### Stated goal
Repeat the material below exactly, with no pictures.

### Material provided
[BEGIN]

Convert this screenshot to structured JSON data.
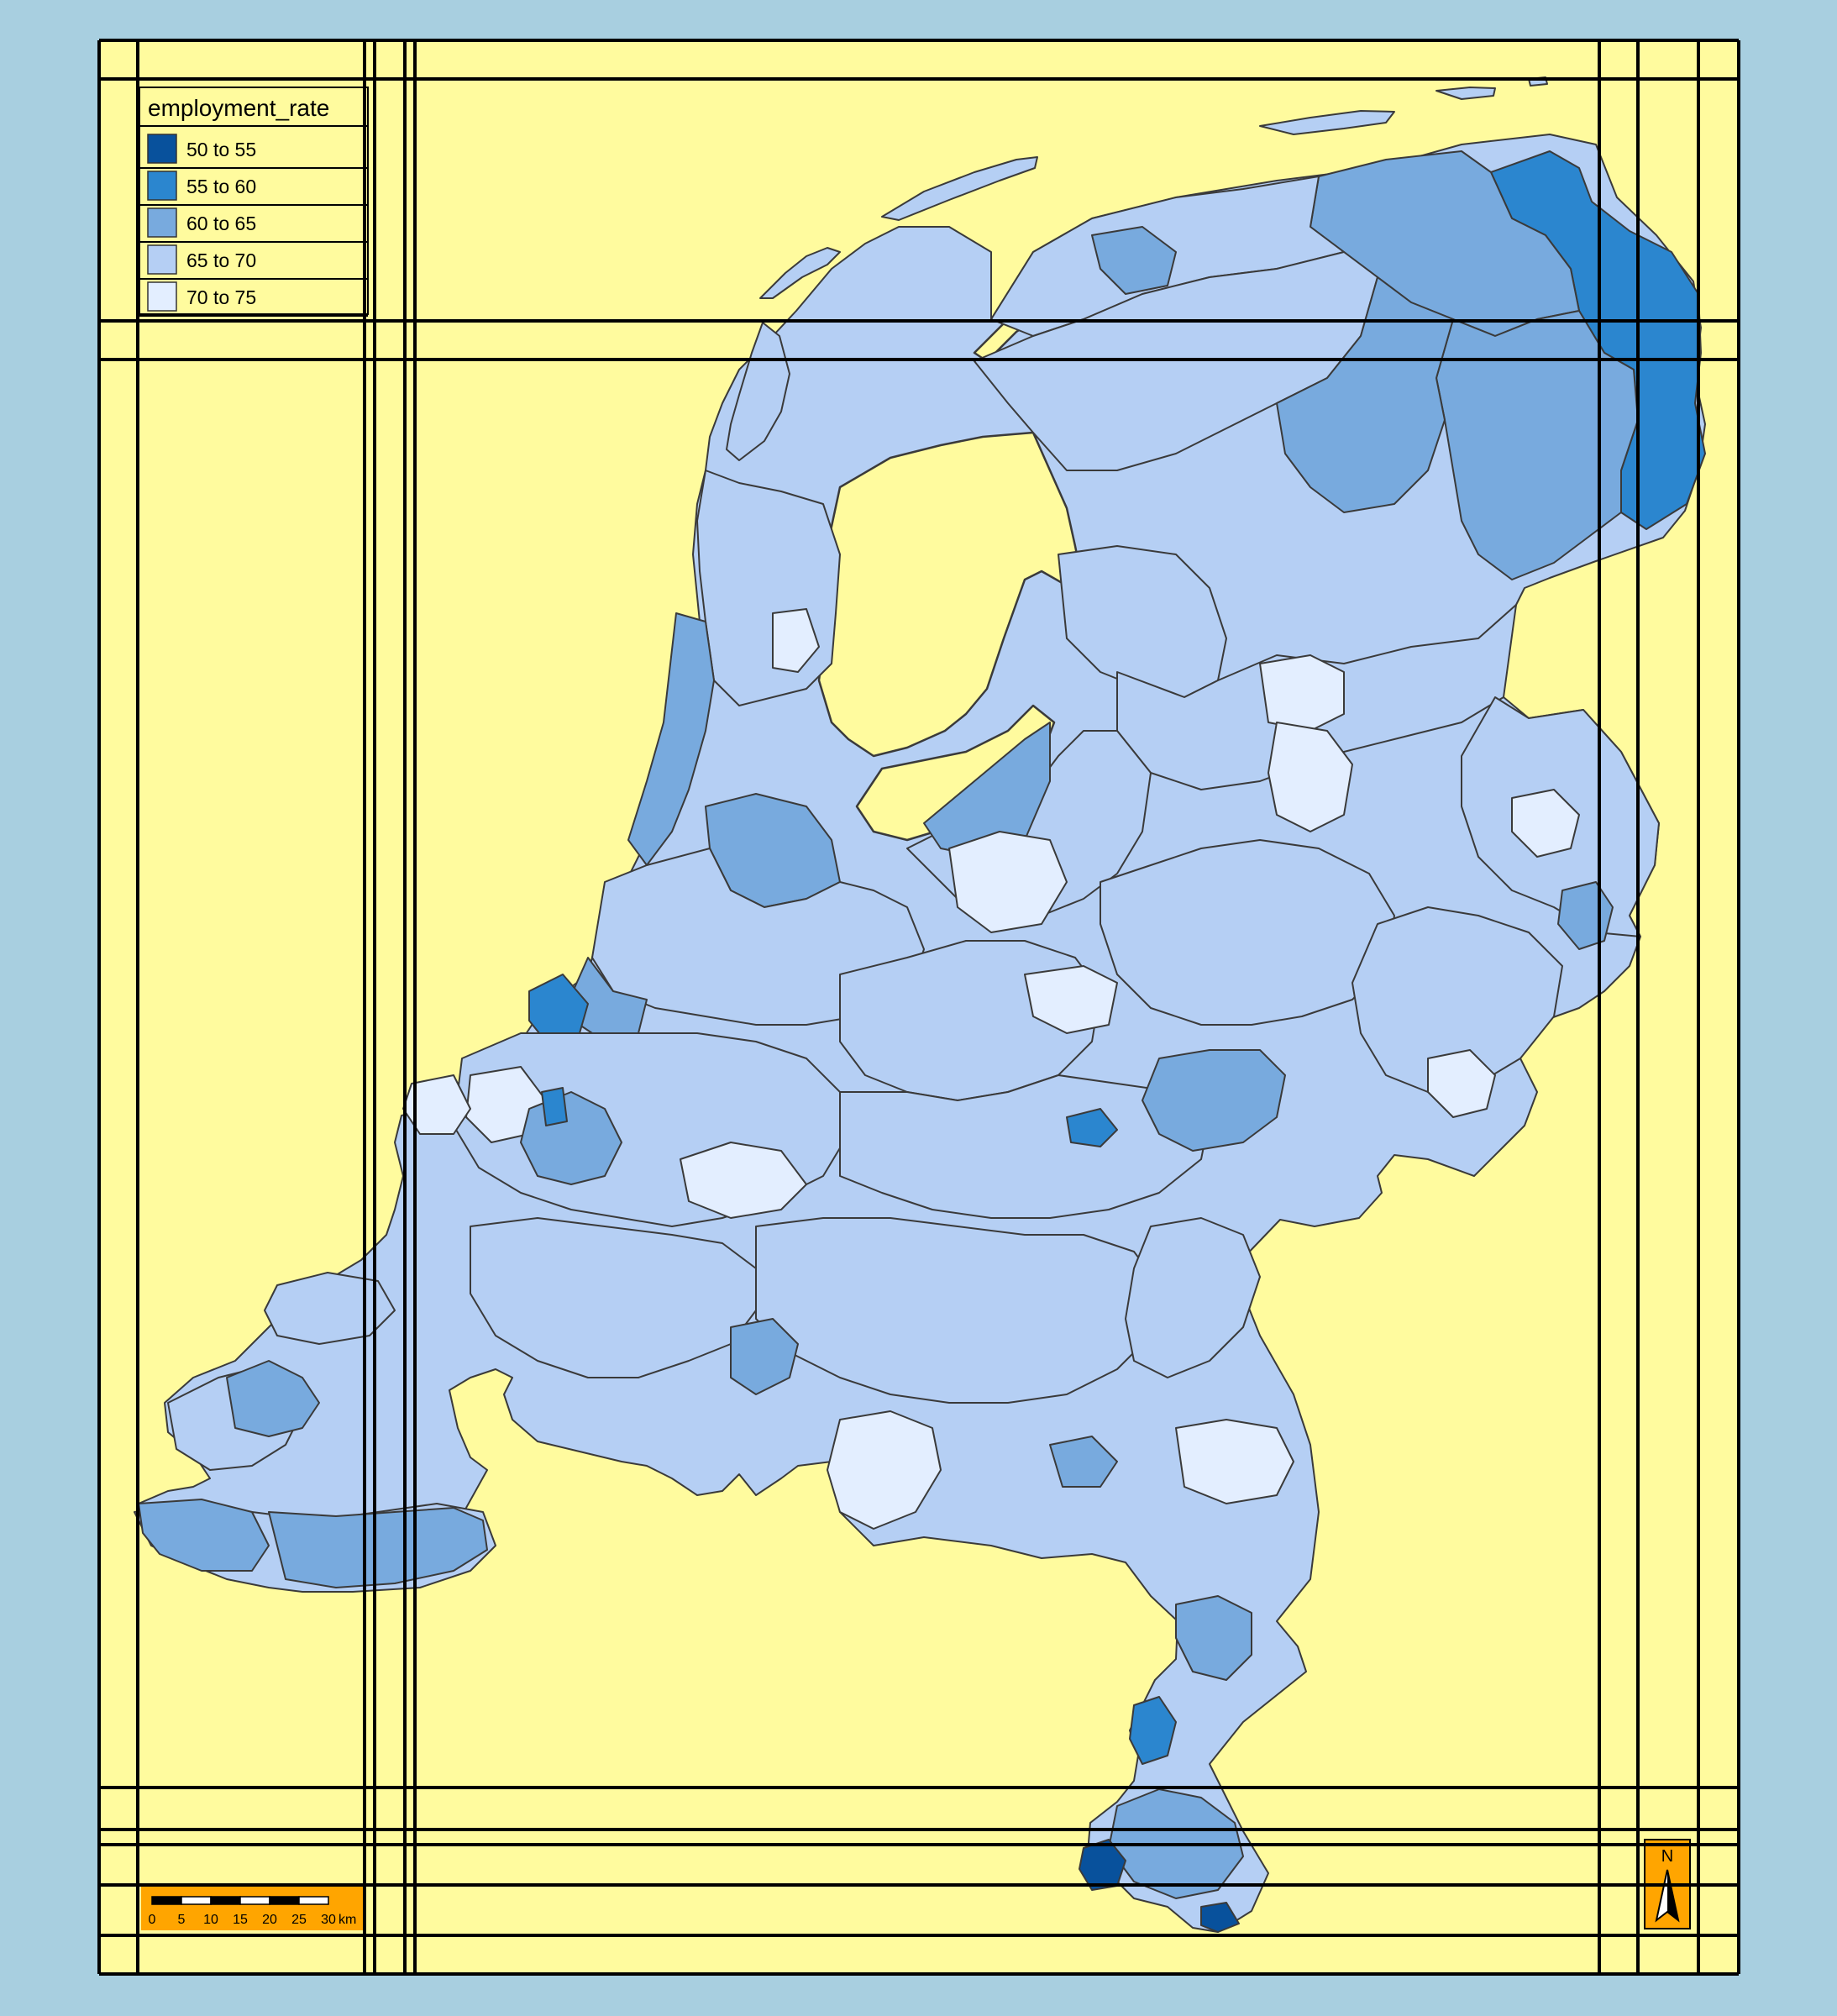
{
  "legend": {
    "title": "employment_rate",
    "classes": [
      {
        "label": "50 to 55",
        "color": "#08519c"
      },
      {
        "label": "55 to 60",
        "color": "#2b86cf"
      },
      {
        "label": "60 to 65",
        "color": "#78aade"
      },
      {
        "label": "65 to 70",
        "color": "#b5cff4"
      },
      {
        "label": "70 to 75",
        "color": "#e3eeff"
      }
    ]
  },
  "scale_bar": {
    "ticks": [
      "0",
      "5",
      "10",
      "15",
      "20",
      "25",
      "30"
    ],
    "unit": "km"
  },
  "north_arrow": {
    "label": "N"
  },
  "colors": {
    "ocean": "#a8cfe0",
    "panel": "#fffb9e",
    "scale_bg": "#ffa500",
    "border": "#333333"
  }
}
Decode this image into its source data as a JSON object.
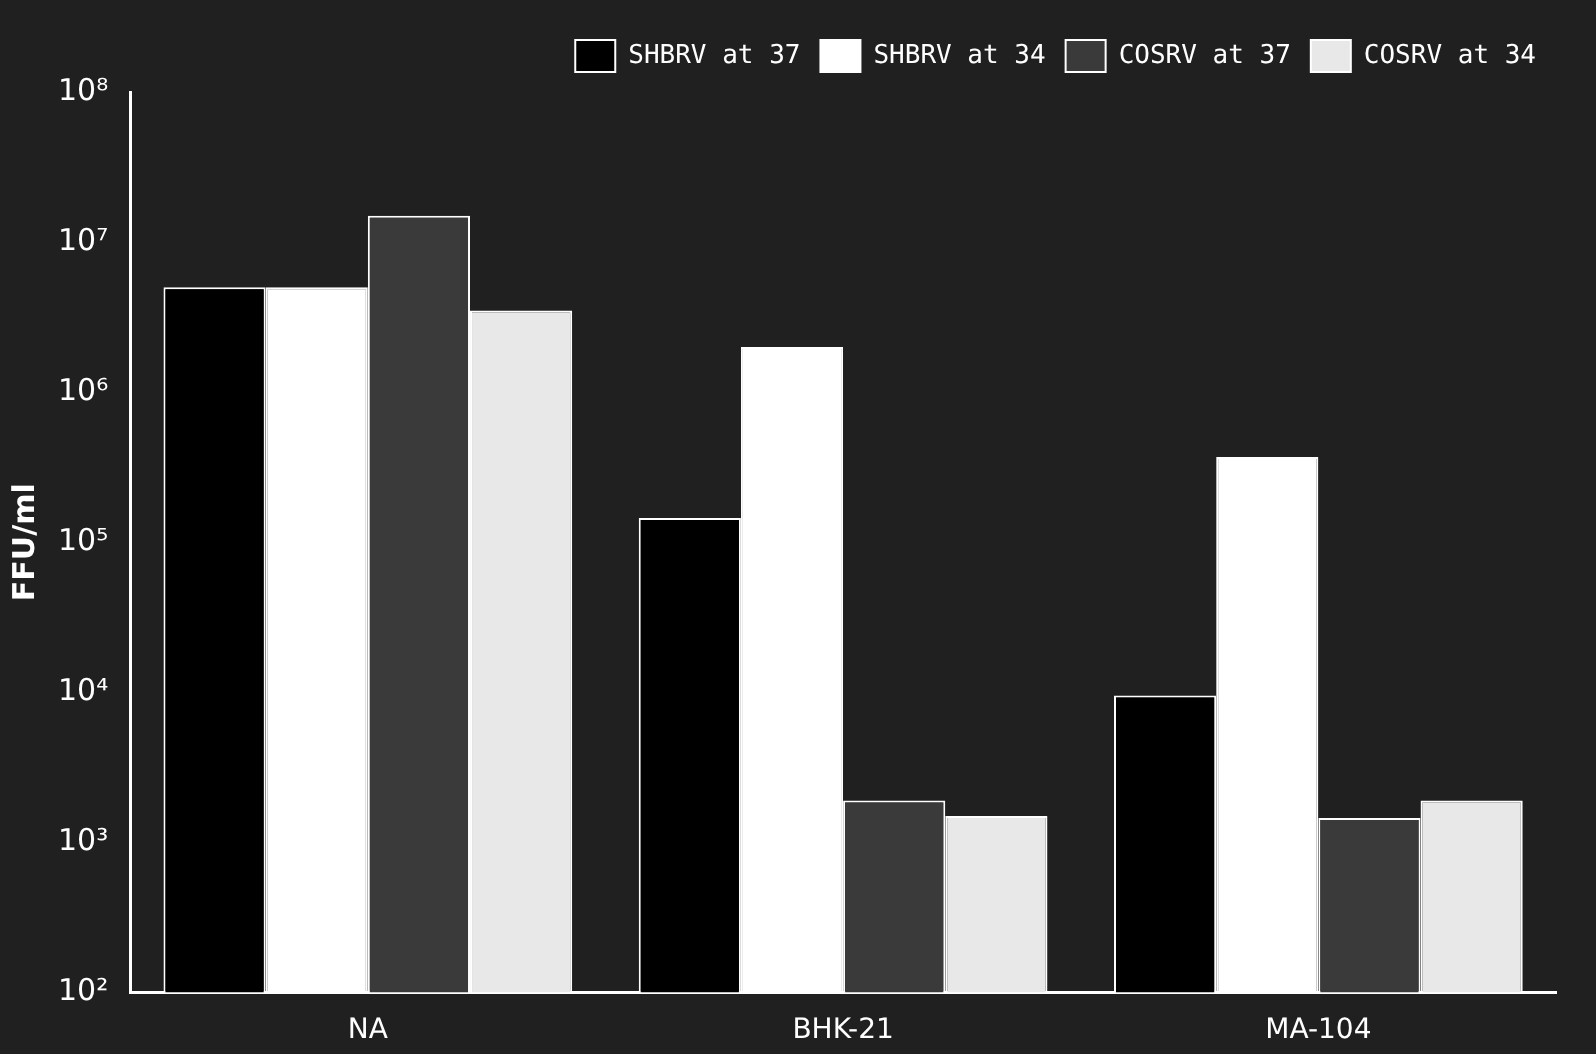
{
  "chart_data": {
    "type": "bar",
    "ylabel": "FFU/ml",
    "categories": [
      "NA",
      "BHK-21",
      "MA-104"
    ],
    "series": [
      {
        "name": "SHBRV at 37",
        "color": "#000000",
        "values": [
          5000000,
          145000,
          9500
        ]
      },
      {
        "name": "SHBRV at 34",
        "color": "#ffffff",
        "values": [
          5000000,
          2000000,
          370000
        ]
      },
      {
        "name": "COSRV at 37",
        "color": "#3a3a3a",
        "values": [
          15000000,
          1900,
          1450
        ]
      },
      {
        "name": "COSRV at 34",
        "color": "#e8e8e8",
        "values": [
          3500000,
          1500,
          1900
        ]
      }
    ],
    "log": "y",
    "ylim": [
      100,
      100000000
    ],
    "yticks": [
      {
        "value": 100,
        "label": "10²"
      },
      {
        "value": 1000,
        "label": "10³"
      },
      {
        "value": 10000,
        "label": "10⁴"
      },
      {
        "value": 100000,
        "label": "10⁵"
      },
      {
        "value": 1000000,
        "label": "10⁶"
      },
      {
        "value": 10000000,
        "label": "10⁷"
      },
      {
        "value": 100000000,
        "label": "10⁸"
      }
    ],
    "legend": "top right",
    "grid": false
  }
}
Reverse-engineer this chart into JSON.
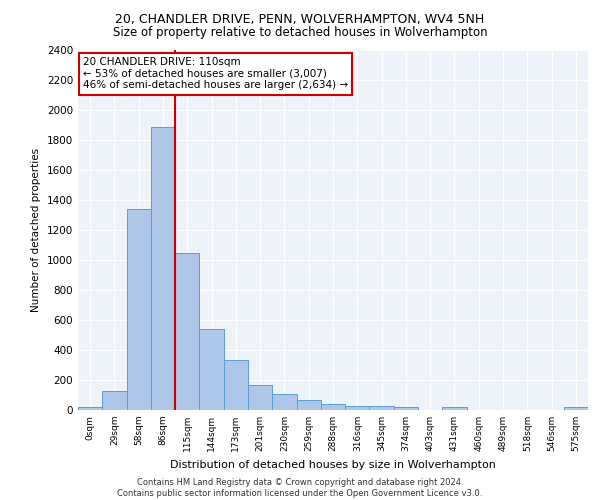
{
  "title": "20, CHANDLER DRIVE, PENN, WOLVERHAMPTON, WV4 5NH",
  "subtitle": "Size of property relative to detached houses in Wolverhampton",
  "xlabel": "Distribution of detached houses by size in Wolverhampton",
  "ylabel": "Number of detached properties",
  "bar_labels": [
    "0sqm",
    "29sqm",
    "58sqm",
    "86sqm",
    "115sqm",
    "144sqm",
    "173sqm",
    "201sqm",
    "230sqm",
    "259sqm",
    "288sqm",
    "316sqm",
    "345sqm",
    "374sqm",
    "403sqm",
    "431sqm",
    "460sqm",
    "489sqm",
    "518sqm",
    "546sqm",
    "575sqm"
  ],
  "bar_values": [
    20,
    125,
    1340,
    1890,
    1045,
    540,
    335,
    165,
    110,
    65,
    40,
    30,
    25,
    20,
    0,
    20,
    0,
    0,
    0,
    0,
    20
  ],
  "bar_color": "#aec6e8",
  "bar_edge_color": "#5a9fd4",
  "annotation_title": "20 CHANDLER DRIVE: 110sqm",
  "annotation_line1": "← 53% of detached houses are smaller (3,007)",
  "annotation_line2": "46% of semi-detached houses are larger (2,634) →",
  "annotation_box_color": "#ffffff",
  "annotation_box_edge_color": "#cc0000",
  "vline_color": "#cc0000",
  "vline_x": 3.5,
  "ylim": [
    0,
    2400
  ],
  "yticks": [
    0,
    200,
    400,
    600,
    800,
    1000,
    1200,
    1400,
    1600,
    1800,
    2000,
    2200,
    2400
  ],
  "footer_line1": "Contains HM Land Registry data © Crown copyright and database right 2024.",
  "footer_line2": "Contains public sector information licensed under the Open Government Licence v3.0.",
  "bg_color": "#eef2f9",
  "title_fontsize": 9,
  "subtitle_fontsize": 8.5
}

[END]

### Task solution
Convert this screenshot to structured JSON data.
{
  "legend": {
    "title": "employment_rate",
    "classes": [
      {
        "label": "50 to 55",
        "color": "#08519c"
      },
      {
        "label": "55 to 60",
        "color": "#2b86cf"
      },
      {
        "label": "60 to 65",
        "color": "#78aade"
      },
      {
        "label": "65 to 70",
        "color": "#b5cff4"
      },
      {
        "label": "70 to 75",
        "color": "#e3eeff"
      }
    ]
  },
  "scale_bar": {
    "ticks": [
      "0",
      "5",
      "10",
      "15",
      "20",
      "25",
      "30"
    ],
    "unit": "km"
  },
  "north_arrow": {
    "label": "N"
  },
  "colors": {
    "ocean": "#a8cfe0",
    "panel": "#fffb9e",
    "scale_bg": "#ffa500",
    "border": "#333333"
  }
}
Decode this image into its source data as a JSON object.
{
  "chart_data": {
    "type": "bar",
    "ylabel": "FFU/ml",
    "categories": [
      "NA",
      "BHK-21",
      "MA-104"
    ],
    "series": [
      {
        "name": "SHBRV at 37",
        "color": "#000000",
        "values": [
          5000000,
          145000,
          9500
        ]
      },
      {
        "name": "SHBRV at 34",
        "color": "#ffffff",
        "values": [
          5000000,
          2000000,
          370000
        ]
      },
      {
        "name": "COSRV at 37",
        "color": "#3a3a3a",
        "values": [
          15000000,
          1900,
          1450
        ]
      },
      {
        "name": "COSRV at 34",
        "color": "#e8e8e8",
        "values": [
          3500000,
          1500,
          1900
        ]
      }
    ],
    "log": "y",
    "ylim": [
      100,
      100000000
    ],
    "yticks": [
      {
        "value": 100,
        "label": "10²"
      },
      {
        "value": 1000,
        "label": "10³"
      },
      {
        "value": 10000,
        "label": "10⁴"
      },
      {
        "value": 100000,
        "label": "10⁵"
      },
      {
        "value": 1000000,
        "label": "10⁶"
      },
      {
        "value": 10000000,
        "label": "10⁷"
      },
      {
        "value": 100000000,
        "label": "10⁸"
      }
    ],
    "legend": "top right",
    "grid": false
  }
}
Reverse-engineer this chart into JSON.
{
  "title": "20, CHANDLER DRIVE, PENN, WOLVERHAMPTON, WV4 5NH",
  "subtitle": "Size of property relative to detached houses in Wolverhampton",
  "xlabel": "Distribution of detached houses by size in Wolverhampton",
  "ylabel": "Number of detached properties",
  "bar_labels": [
    "0sqm",
    "29sqm",
    "58sqm",
    "86sqm",
    "115sqm",
    "144sqm",
    "173sqm",
    "201sqm",
    "230sqm",
    "259sqm",
    "288sqm",
    "316sqm",
    "345sqm",
    "374sqm",
    "403sqm",
    "431sqm",
    "460sqm",
    "489sqm",
    "518sqm",
    "546sqm",
    "575sqm"
  ],
  "bar_values": [
    20,
    125,
    1340,
    1890,
    1045,
    540,
    335,
    165,
    110,
    65,
    40,
    30,
    25,
    20,
    0,
    20,
    0,
    0,
    0,
    0,
    20
  ],
  "bar_color": "#aec6e8",
  "bar_edge_color": "#5a9fd4",
  "annotation_title": "20 CHANDLER DRIVE: 110sqm",
  "annotation_line1": "← 53% of detached houses are smaller (3,007)",
  "annotation_line2": "46% of semi-detached houses are larger (2,634) →",
  "annotation_box_color": "#ffffff",
  "annotation_box_edge_color": "#cc0000",
  "vline_color": "#cc0000",
  "vline_x": 3.5,
  "ylim": [
    0,
    2400
  ],
  "yticks": [
    0,
    200,
    400,
    600,
    800,
    1000,
    1200,
    1400,
    1600,
    1800,
    2000,
    2200,
    2400
  ],
  "footer_line1": "Contains HM Land Registry data © Crown copyright and database right 2024.",
  "footer_line2": "Contains public sector information licensed under the Open Government Licence v3.0.",
  "bg_color": "#eef2f9",
  "title_fontsize": 9,
  "subtitle_fontsize": 8.5
}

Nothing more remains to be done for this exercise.